Objective 1: Say whether each of these statements agrees with the commentary on MacArthur's sermon, answering yes or no and quoting the words of the commentary that decide it: (a) The NIV renders mishpat as "justice." (b) MacArthur discussed Isaiah 5:17 in his sermon. (c) The Lexham Bible Dictionary definition covers divine retributive justice.
Objective 2: Carry the commentary on MacArthur's sermon forward, starting after its last sentence.

[BEGIN Extract]

At a point about halfway through his sermon, MacArthur says, “The holiness of God is made manifest throughout history in the judgment of nations and peoples.” Where’s he getting this stuff, you might ask? Well, he’s quoting Isaiah 5:16 from the New King James Version which says, “But the Lord of hosts shall be exalted in judgment …” Here’s the thing, though, of the ten Bible translations I checked, only half translate the Hebrew word mishpat as “judgment.” Those that use “judgment” in this verse include that KJV, NKJV, NASB1995, NASB2020, and the NET Bible.

Here’s where I finally get to the jewel I found in MacArthur’s sermon: the NIV, NRSV, Christian Standard Bible, ESV, and Lexham English Bible all translate mishpat as “justice.” How do you define justice? According to the Lexham Bible Dictionary, it’s “Divinely righteous action, whether taken by humanity or God, that promotes equality among humanity. Used in relation to uplifting the righteous and oppressed and debasing the unrighteous and oppressors.”

What isn’t touched on by this definition is divine retributive justice, God taking out his big stick and whacking people because they deserve to be whacked. This is about restorative justice, God correcting inequities between the poor and the rich, the oppressed and the oppressors. And this is usually depicted in the Old Testament as a precursor to God bringing His people back into relationship with Him.

So, what can restorative justice look like? It might look a lot like what’s described in Isaiah 5:17 which MacArthur conveniently skipped over when solemnly reciting all the woes that befall a nation under experiencing God’s judgment justice. Why did he not mention verse 17? Maybe because there’s a textual discrepancy between the Hebrew Bible and the Septuagint in this passage and the Hebrew doesn’t favor MacArthur’s argument.

[END Extract]
[BEGIN Raw data]

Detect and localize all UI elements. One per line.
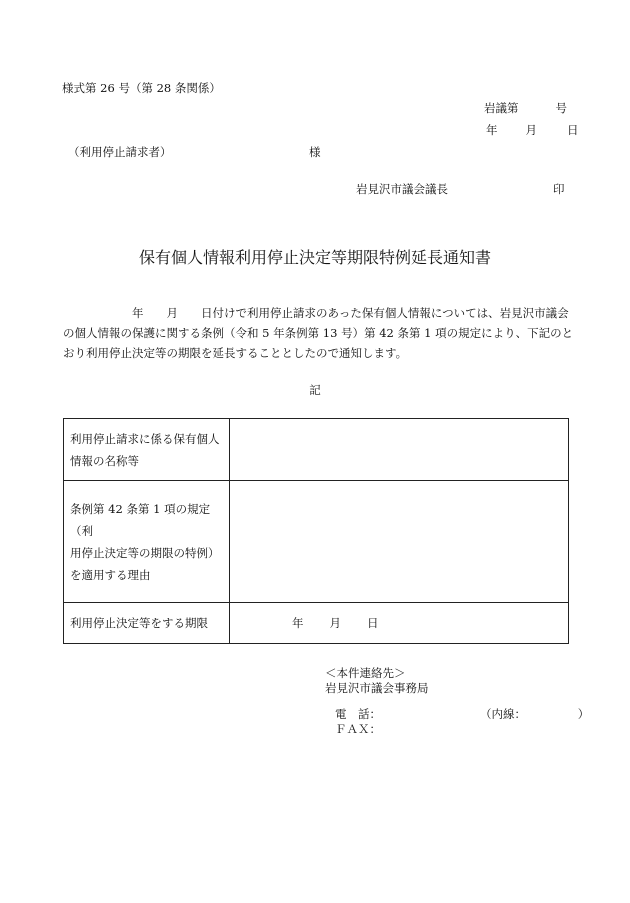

[END Raw data]

Expected output 1:
(a) Yes: "the NIV, NRSV, Christian Standard Bible, ESV, and Lexham English Bible all translate mishpat as “justice.”"
(b) No: "Isaiah 5:17 which MacArthur conveniently skipped over"
(c) No: "What isn’t touched on by this definition is divine retributive justice"

Expected output 2:
Here are verses 16 and 17 from the CSB which uses the Hebrew version of the text: But the Lord of Armies is exalted by his justice, and the holy God demonstrates his holiness through his righteousness. Lambs will graze as if in their own pastures, and resident aliens will eat among the ruins of the rich.

Did you catch that? It blew me away. When God brings Her justice to America, the illegal aliens that snuck in trying to find a job and create better lives for their kids will wind up eating in Mar-A-Lago. When justice arrives, the wealthy that exploited the poor won’t be anywhere to be found but those who worked in miserable conditions for minimum wage will suddenly be living in the mansions of their employers.

Isaiah 5 isn’t about homosexuality. It’s about God’s justice, about God righting wrongs and letting nations reap the natural consequence of their actions. In Israel’s case, the natural consequence of its rebellion against Assyria was to be taken into captivity. If America should fall some day and we want to draw a parallel to ancient Israel, it won’t be because of LGBTQ people or not having “God’s man” in office. It will be because of bad foreign policy decisions which will probably be made be a cisgender white guy.

A Hidden Jewel in John MacArthur, Part One

John MacArthur preached a sermon a few weeks ago which might best be summarized as “Biden is in the White House, homosexuality is on the increase, America is now under irrevocable judgment, film at 11.” And I was basically content to leave my understanding of his remarks at that. But, after talking to a friend of mine, I was compelled to engage in a little self-flagellation so I listened to the whole one-hour speech. (My friend says a two-hour version is out there. I shudder to think.)

A few minutes into this ordeal, MacArthur was taking so many verses out of context that I wound up pulling out Bibles and commentaries that hadn’t seen the light of day for quite some time. I soon had our living room cluttered with a slew of study Bibles, commentaries, and various translations. Never let it be said John MacArthur doesn’t provide motivation for the progressive Christian.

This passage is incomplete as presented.